▸ **Stated task**:
In the material below, find all lines with the string "величины" and copy them.

▸ **Records to use**:
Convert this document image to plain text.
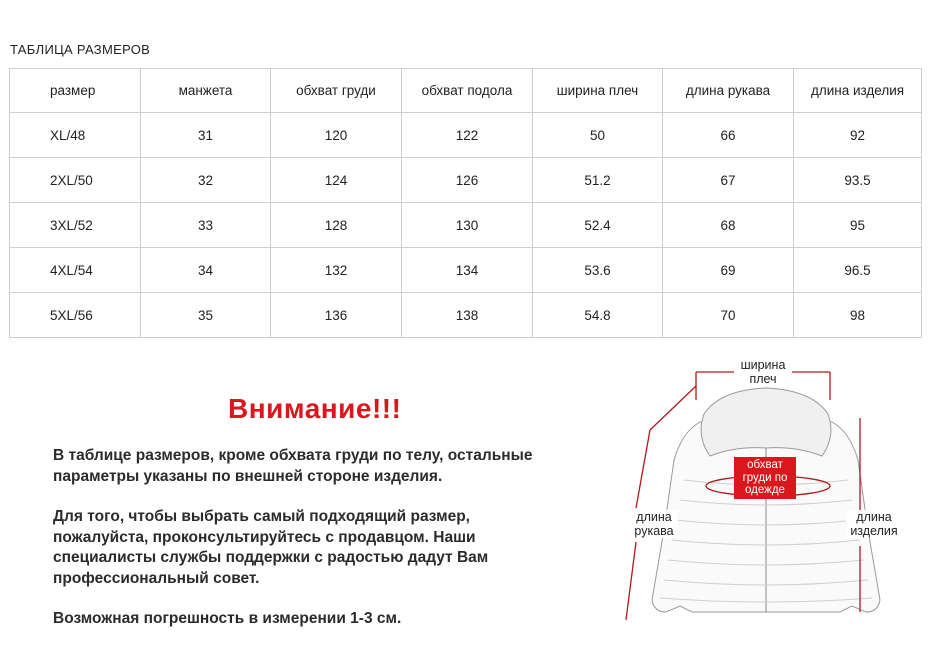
ТАБЛИЦА РАЗМЕРОВ
размер	манжета	обхват груди	обхват подола	ширина плеч	длина рукава	длина изделия
XL/48	31	120	122	50	66	92
2XL/50	32	124	126	51.2	67	93.5
3XL/52	33	128	130	52.4	68	95
4XL/54	34	132	134	53.6	69	96.5
5XL/56	35	136	138	54.8	70	98
Внимание!!!

В таблице размеров, кроме обхвата груди по телу, остальные
параметры указаны по внешней стороне изделия.

Для того, чтобы выбрать самый подходящий размер,
пожалуйста, проконсультируйтесь с продавцом. Наши
специалисты службы поддержки с радостью дадут Вам
профессиональный совет.

Возможная погрешность в измерении 1-3 см.

ширина
плеч
обхват
груди по
одежде
длина
рукава
длина
изделия
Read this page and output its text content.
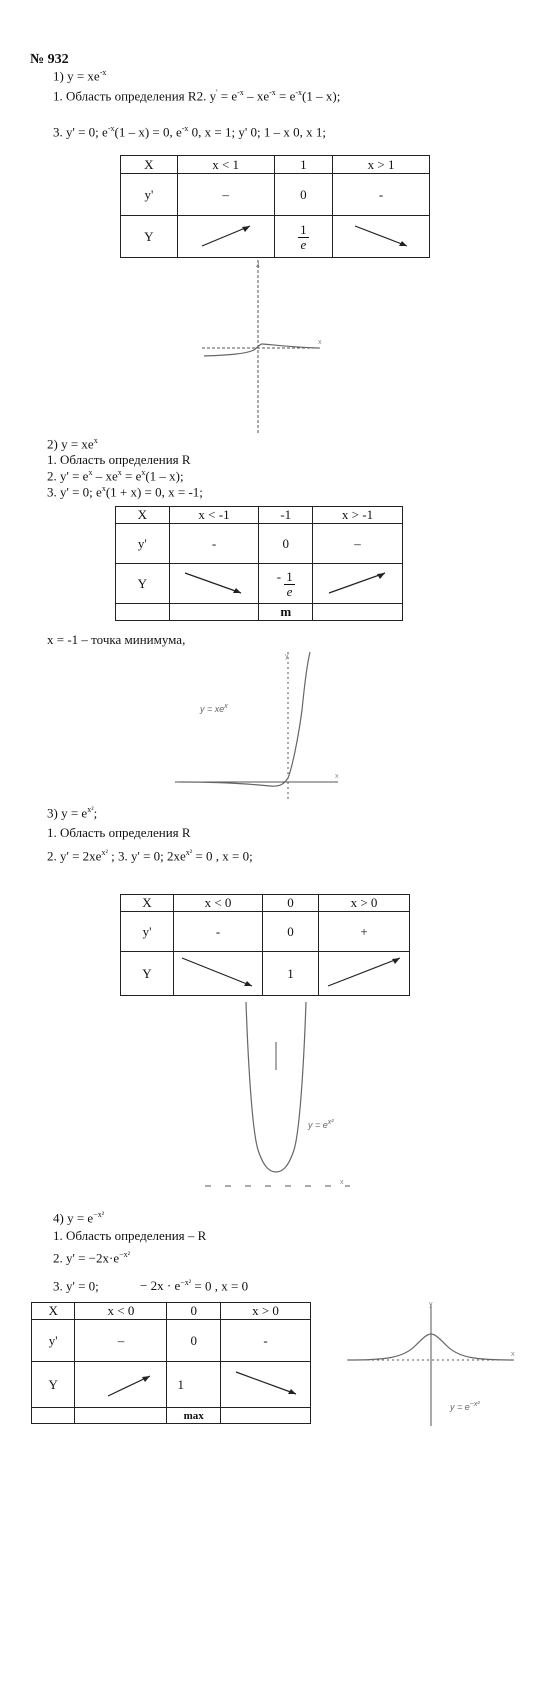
№ 932
1) $y = xe^{-x}$
1. Область определения R2. $y' = e^{-x} - xe^{-x} = e^{-x}(1 - x)$;
3. y' = 0; $e^{-x}(1 - x) = 0$, $e^{-x}$ 0, x = 1; y' 0; 1 – x 0, x 1;
X	x < 1	1	x > 1
y'	–	0	-
Y		$\frac{1}{e}$

4
x
2) $y = xe^x$
1. Область определения R
2. $y' = e^x - xe^x = e^x(1 - x)$;
3. y' = 0; $e^x(1 + x) = 0$, x = -1;
X	x < -1	-1	x > -1
y'	-	0	–
Y		- $\frac{1}{e}$

		m	
x = -1 – точка минимума,
$y = xe^x$
x
y
3) $y = e^{x^2}$;
1. Область определения R
2. $y' = 2xe^{x^2}$ ; 3. y' = 0; $2xe^{x^2} = 0$ , x = 0;
X	x < 0	0	x > 0
y'	-	0	+
Y		1	
$y = e^{x^2}$
x
4) $y = e^{-x^2}$
1. Область определения – R
2. $y' = -2x\cdot e^{-x^2}$
3. y' = 0;	− $2x \cdot e^{-x^2} = 0$ , x = 0
X	x < 0	0	x > 0
y'	–	0	-
Y		1	
		max	
$y = e^{-x^2}$
x
y
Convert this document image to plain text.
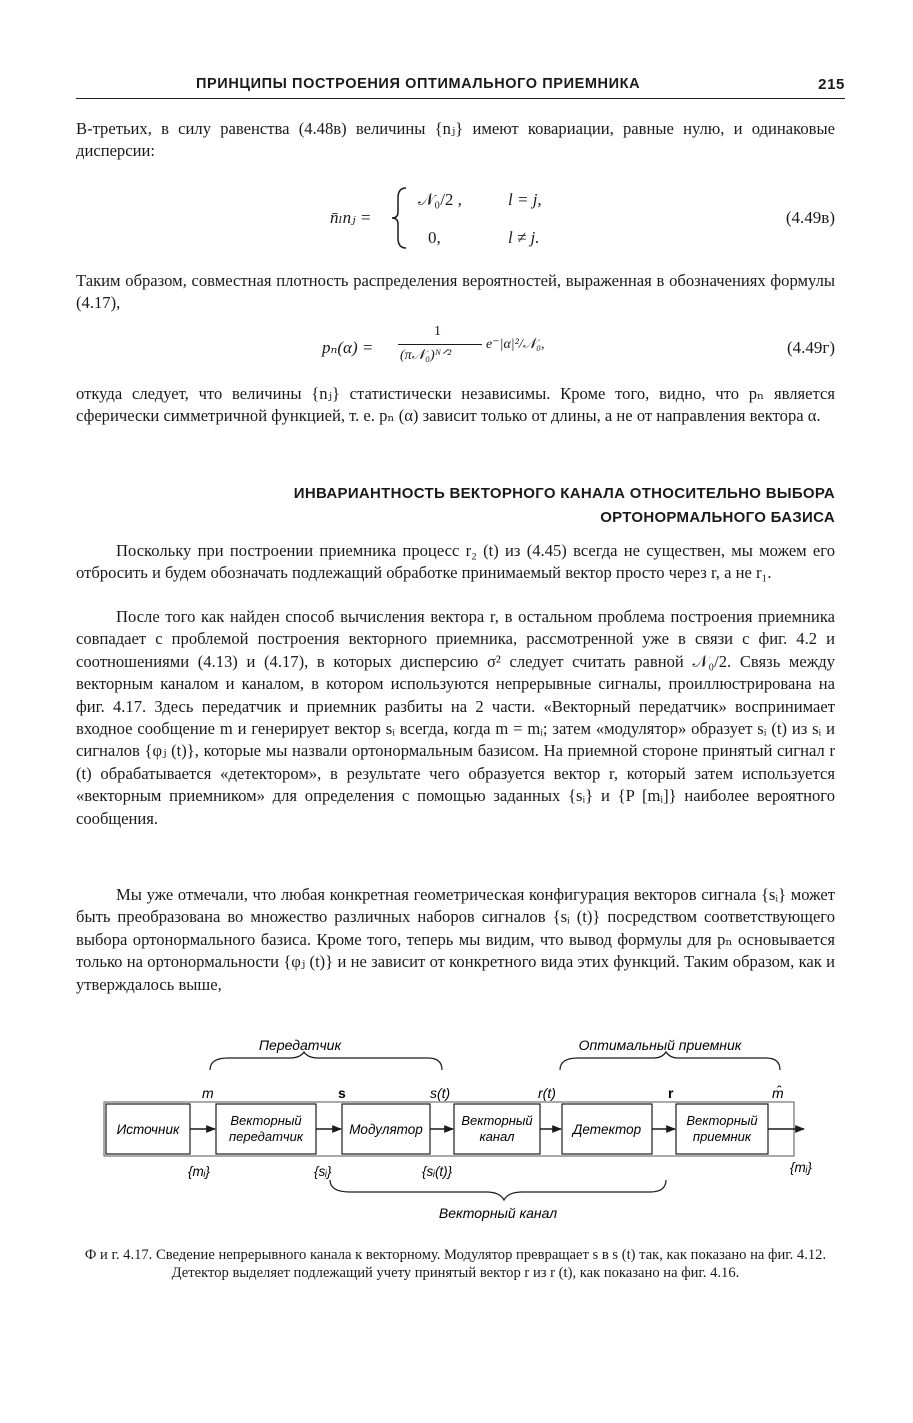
ПРИНЦИПЫ ПОСТРОЕНИЯ ОПТИМАЛЬНОГО ПРИЕМНИКА	215
В-третьих, в силу равенства (4.48в) величины {nⱼ} имеют ковариации, равные нулю, и одинаковые дисперсии:
n̄ₗnⱼ =
𝒩₀/2 ,	l = j,
0,	l ≠ j.
(4.49в)
Таким образом, совместная плотность распределения вероятностей, выраженная в обозначениях формулы (4.17),
pₙ(α) =
1
(π𝒩₀)ᴺᐟ²
e⁻|α|²/𝒩₀,	(4.49г)
откуда следует, что величины {nⱼ} статистически независимы. Кроме того, видно, что pₙ является сферически симметричной функцией, т. е. pₙ (α) зависит только от длины, а не от направления вектора α.
ИНВАРИАНТНОСТЬ ВЕКТОРНОГО КАНАЛА ОТНОСИТЕЛЬНО ВЫБОРА
ОРТОНОРМАЛЬНОГО БАЗИСА
Поскольку при построении приемника процесс r₂ (t) из (4.45) всегда не существен, мы можем его отбросить и будем обозначать подлежащий обработке принимаемый вектор просто через r, а не r₁.
После того как найден способ вычисления вектора r, в остальном проблема построения приемника совпадает с проблемой построения векторного приемника, рассмотренной уже в связи с фиг. 4.2 и соотношениями (4.13) и (4.17), в которых дисперсию σ² следует считать равной 𝒩₀/2. Связь между векторным каналом и каналом, в котором используются непрерывные сигналы, проиллюстрирована на фиг. 4.17. Здесь передатчик и приемник разбиты на 2 части. «Векторный передатчик» воспринимает входное сообщение m и генерирует вектор sᵢ всегда, когда m = mᵢ; затем «модулятор» образует sᵢ (t) из sᵢ и сигналов {φⱼ (t)}, которые мы назвали ортонормальным базисом. На приемной стороне принятый сигнал r (t) обрабатывается «детектором», в результате чего образуется вектор r, который затем используется «векторным приемником» для определения с помощью заданных {sᵢ} и {P [mᵢ]} наиболее вероятного сообщения.
Мы уже отмечали, что любая конкретная геометрическая конфигурация векторов сигнала {sᵢ} может быть преобразована во множество различных наборов сигналов {sᵢ (t)} посредством соответствующего выбора ортонормального базиса. Кроме того, теперь мы видим, что вывод формулы для pₙ основывается только на ортонормальности {φⱼ (t)} и не зависит от конкретного вида этих функций. Таким образом, как и утверждалось выше,
Передатчик	Оптимальный приемник
m	s	s(t)	r(t)	r	m̂
Источник
Векторный
передатчик	Модулятор
Векторный
канал	Детектор
Векторный
приемник
{mᵢ}	{sᵢ}	{sᵢ(t)}	{mᵢ}
Векторный канал
Ф и г. 4.17. Сведение непрерывного канала к векторному. Модулятор превращает s в s (t) так, как показано на фиг. 4.12. Детектор выделяет подлежащий учету принятый вектор r из r (t), как показано на фиг. 4.16.
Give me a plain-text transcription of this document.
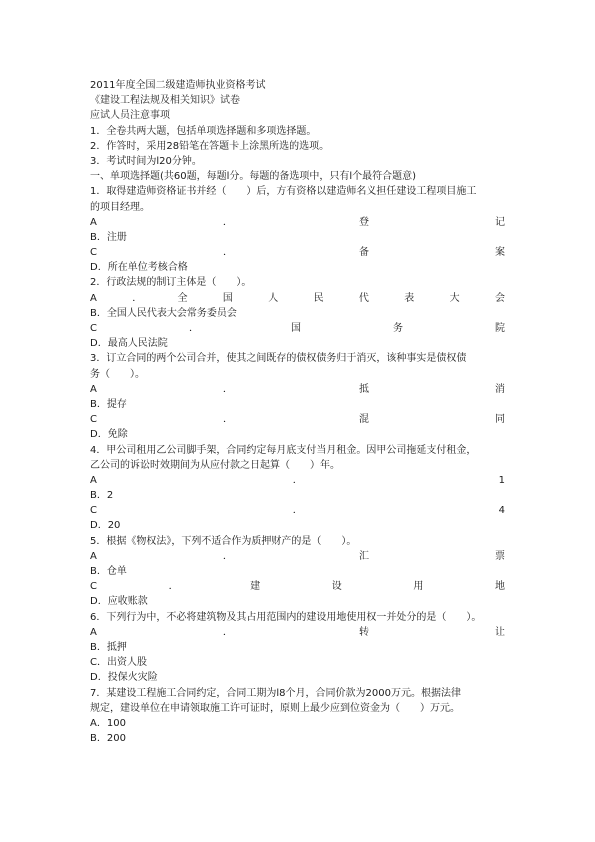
2011年度全国二级建造师执业资格考试
《建设工程法规及相关知识》试卷
应试人员注意事项
1．全卷共两大题，包括单项选择题和多项选择题。
2．作答时，采用28铅笔在答题卡上涂黑所选的选项。
3．考试时间为l20分钟。
一、单项选择题(共60题，每题l分。每题的备选项中，只有l个最符合题意)
1．取得建造师资格证书并经（　　）后，方有资格以建造师名义担任建设工程项目施工
的项目经理。
A	．	登	记
B．注册
C	．	备	案
D．所在单位考核合格
2．行政法规的制订主体是（　　）。
A	．	全	国	人	民	代	表	大	会
B．全国人民代表大会常务委员会
C	．	国	务	院
D．最高人民法院
3．订立合同的两个公司合并，使其之间既存的债权债务归于消灭，该种事实是债权债
务（　　）。
A	．	抵	消
B．提存
C	．	混	同
D．免除
4．甲公司租用乙公司脚手架，合同约定每月底支付当月租金。因甲公司拖延支付租金，
乙公司的诉讼时效期间为从应付款之日起算（　　）年。
A	．	1
B．2
C	．	4
D．20
5．根据《物权法》，下列不适合作为质押财产的是（　　）。
A	．	汇	票
B．仓单
C	．	建	设	用	地
D．应收账款
6．下列行为中，不必将建筑物及其占用范围内的建设用地使用权一并处分的是（　　）。
A	．	转	让
B．抵押
C．出资人股
D．投保火灾险
7．某建设工程施工合同约定，合同工期为l8个月，合同价款为2000万元。根据法律
规定，建设单位在申请领取施工许可证时，原则上最少应到位资金为（　　）万元。
A．100
B．200
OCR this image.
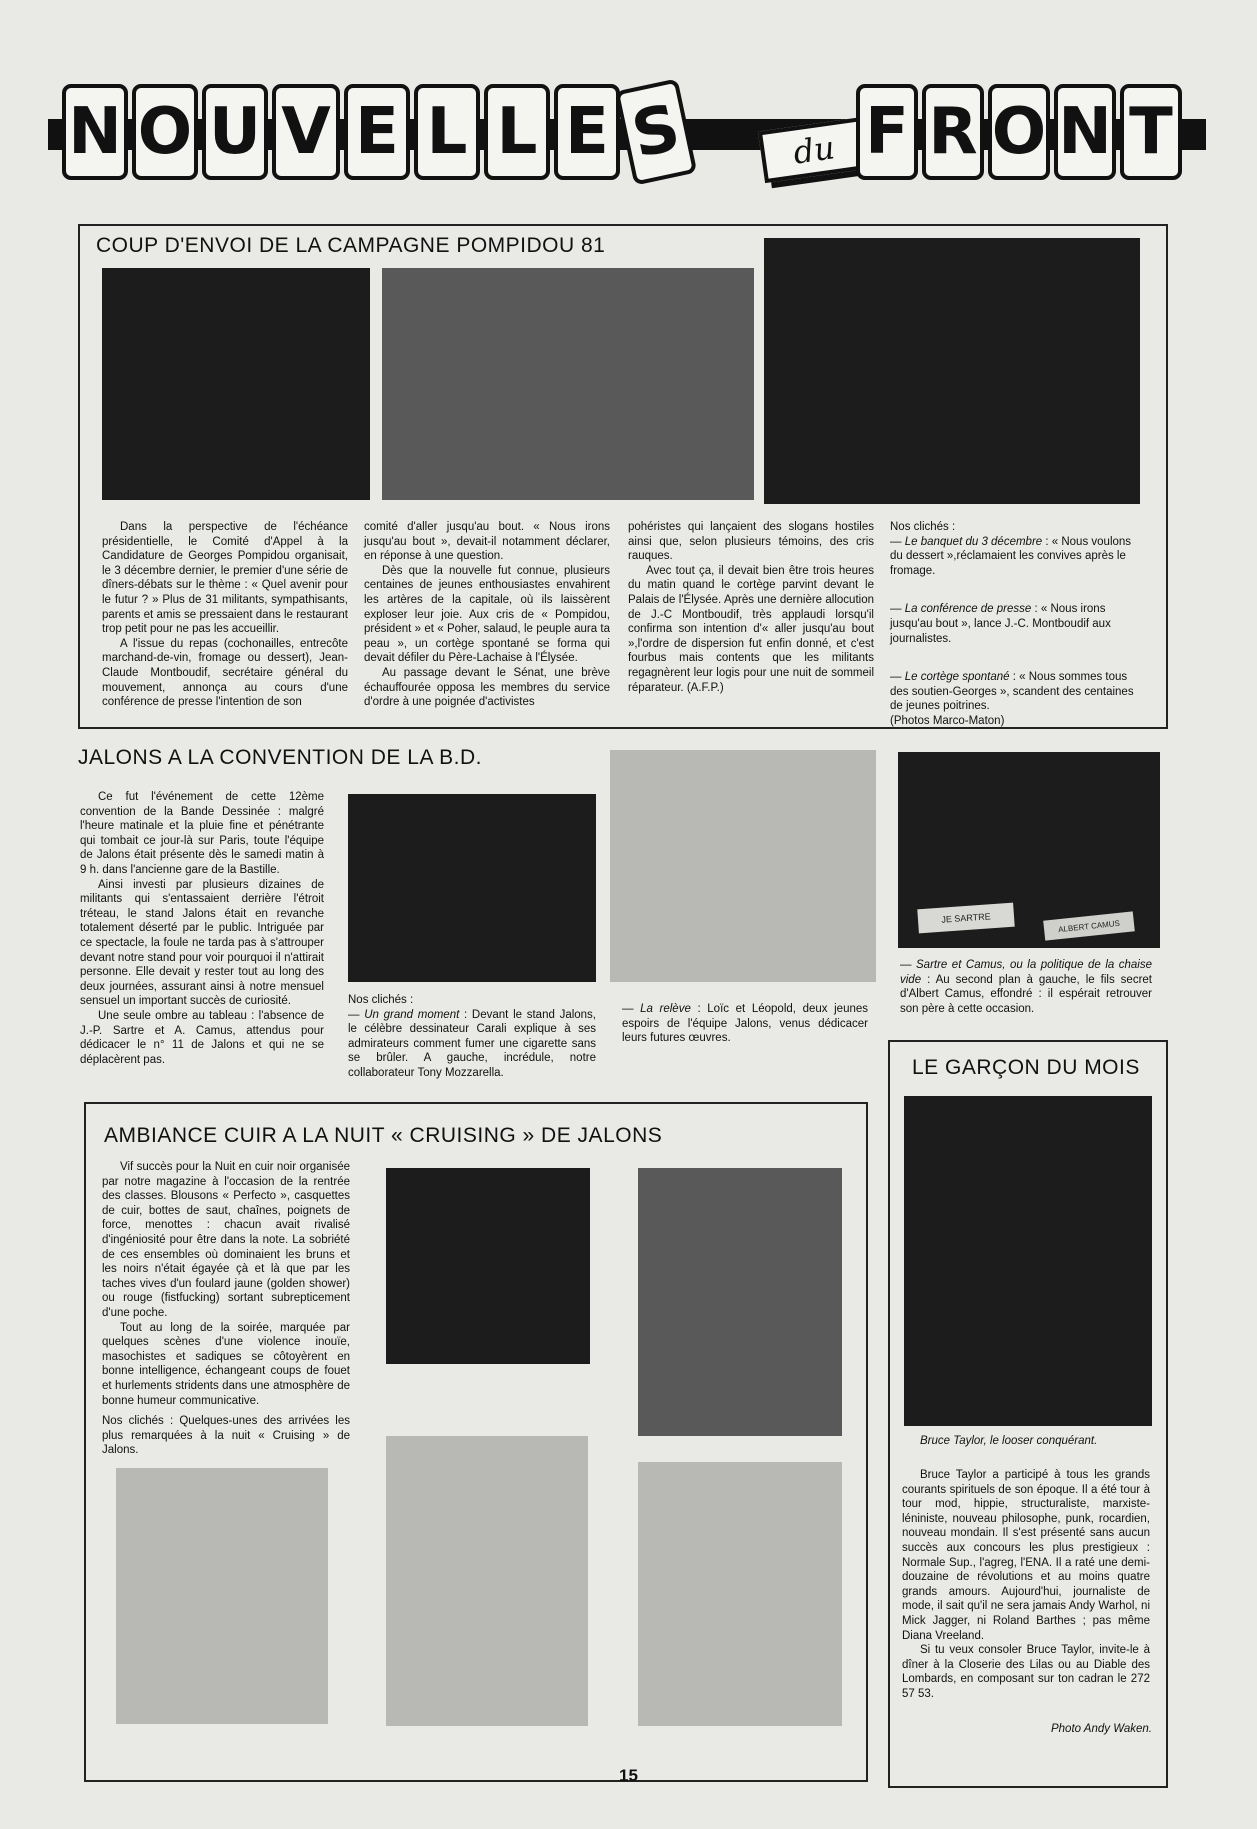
N O U V E L L E S	du F R O N T
COUP D'ENVOI DE LA CAMPAGNE POMPIDOU 81

Dans la perspective de l'échéance présidentielle, le Comité d'Appel à la Candidature de Georges Pompidou organisait, le 3 décembre dernier, le premier d'une série de dîners-débats sur le thème : « Quel avenir pour le futur ? » Plus de 31 militants, sympathisants, parents et amis se pressaient dans le restaurant trop petit pour ne pas les accueillir.

A l'issue du repas (cochonailles, entrecôte marchand-de-vin, fromage ou dessert), Jean-Claude Montboudif, secrétaire général du mouvement, annonça au cours d'une conférence de presse l'intention de son

comité d'aller jusqu'au bout. « Nous irons jusqu'au bout », devait-il notamment déclarer, en réponse à une question.

Dès que la nouvelle fut connue, plusieurs centaines de jeunes enthousiastes envahirent les artères de la capitale, où ils laissèrent exploser leur joie. Aux cris de « Pompidou, président » et « Poher, salaud, le peuple aura ta peau », un cortège spontané se forma qui devait défiler du Père-Lachaise à l'Élysée.

Au passage devant le Sénat, une brève échauffourée opposa les membres du service d'ordre à une poignée d'activistes

pohéristes qui lançaient des slogans hostiles ainsi que, selon plusieurs témoins, des cris rauques.

Avec tout ça, il devait bien être trois heures du matin quand le cortège parvint devant le Palais de l'Élysée. Après une dernière allocution de J.-C Montboudif, très applaudi lorsqu'il confirma son intention d'« aller jusqu'au bout »,l'ordre de dispersion fut enfin donné, et c'est fourbus mais contents que les militants regagnèrent leur logis pour une nuit de sommeil réparateur. (A.F.P.)

Nos clichés :
— Le banquet du 3 décembre : « Nous voulons du dessert »,réclamaient les convives après le fromage.
— La conférence de presse : « Nous irons jusqu'au bout », lance J.-C. Montboudif aux journalistes.
— Le cortège spontané : « Nous sommes tous des soutien-Georges », scandent des centaines de jeunes poitrines.
(Photos Marco-Maton)
JALONS A LA CONVENTION DE LA B.D.

Ce fut l'événement de cette 12ème convention de la Bande Dessinée : malgré l'heure matinale et la pluie fine et pénétrante qui tombait ce jour-là sur Paris, toute l'équipe de Jalons était présente dès le samedi matin à 9 h. dans l'ancienne gare de la Bastille.

Ainsi investi par plusieurs dizaines de militants qui s'entassaient derrière l'étroit tréteau, le stand Jalons était en revanche totalement déserté par le public. Intriguée par ce spectacle, la foule ne tarda pas à s'attrouper devant notre stand pour voir pourquoi il n'attirait personne. Elle devait y rester tout au long des deux journées, assurant ainsi à notre mensuel sensuel un important succès de curiosité.

Une seule ombre au tableau : l'absence de J.-P. Sartre et A. Camus, attendus pour dédicacer le n° 11 de Jalons et qui ne se déplacèrent pas.

Nos clichés :
— Un grand moment : Devant le stand Jalons, le célèbre dessinateur Carali explique à ses admirateurs comment fumer une cigarette sans se brûler. A gauche, incrédule, notre collaborateur Tony Mozzarella.
— La relève : Loïc et Léopold, deux jeunes espoirs de l'équipe Jalons, venus dédicacer leurs futures œuvres.
JE SARTRE
ALBERT CAMUS
— Sartre et Camus, ou la politique de la chaise vide : Au second plan à gauche, le fils secret d'Albert Camus, effondré : il espérait retrouver son père à cette occasion.
AMBIANCE CUIR A LA NUIT « CRUISING » DE JALONS

Vif succès pour la Nuit en cuir noir organisée par notre magazine à l'occasion de la rentrée des classes. Blousons « Perfecto », casquettes de cuir, bottes de saut, chaînes, poignets de force, menottes : chacun avait rivalisé d'ingéniosité pour être dans la note. La sobriété de ces ensembles où dominaient les bruns et les noirs n'était égayée çà et là que par les taches vives d'un foulard jaune (golden shower) ou rouge (fistfucking) sortant subrepticement d'une poche.

Tout au long de la soirée, marquée par quelques scènes d'une violence inouïe, masochistes et sadiques se côtoyèrent en bonne intelligence, échangeant coups de fouet et hurlements stridents dans une atmosphère de bonne humeur communicative.

Nos clichés : Quelques-unes des arrivées les plus remarquées à la nuit « Cruising » de Jalons.
LE GARÇON DU MOIS
Bruce Taylor, le looser conquérant.

Bruce Taylor a participé à tous les grands courants spirituels de son époque. Il a été tour à tour mod, hippie, structuraliste, marxiste-léniniste, nouveau philosophe, punk, rocardien, nouveau mondain. Il s'est présenté sans aucun succès aux concours les plus prestigieux : Normale Sup., l'agreg, l'ENA. Il a raté une demi-douzaine de révolutions et au moins quatre grands amours. Aujourd'hui, journaliste de mode, il sait qu'il ne sera jamais Andy Warhol, ni Mick Jagger, ni Roland Barthes ; pas même Diana Vreeland.

Si tu veux consoler Bruce Taylor, invite-le à dîner à la Closerie des Lilas ou au Diable des Lombards, en composant sur ton cadran le 272 57 53.

Photo Andy Waken.
15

▸ **Exercise solution**:
В-третьих, в силу равенства (4.48в) величины {nⱼ} имеют ковариации, равные нулю, и одинаковые дисперсии:
откуда следует, что величины {nⱼ} статистически независимы. Кроме того, видно, что pₙ является сферически симметричной функцией, т. е. pₙ (α) зависит только от длины, а не от направления вектора α.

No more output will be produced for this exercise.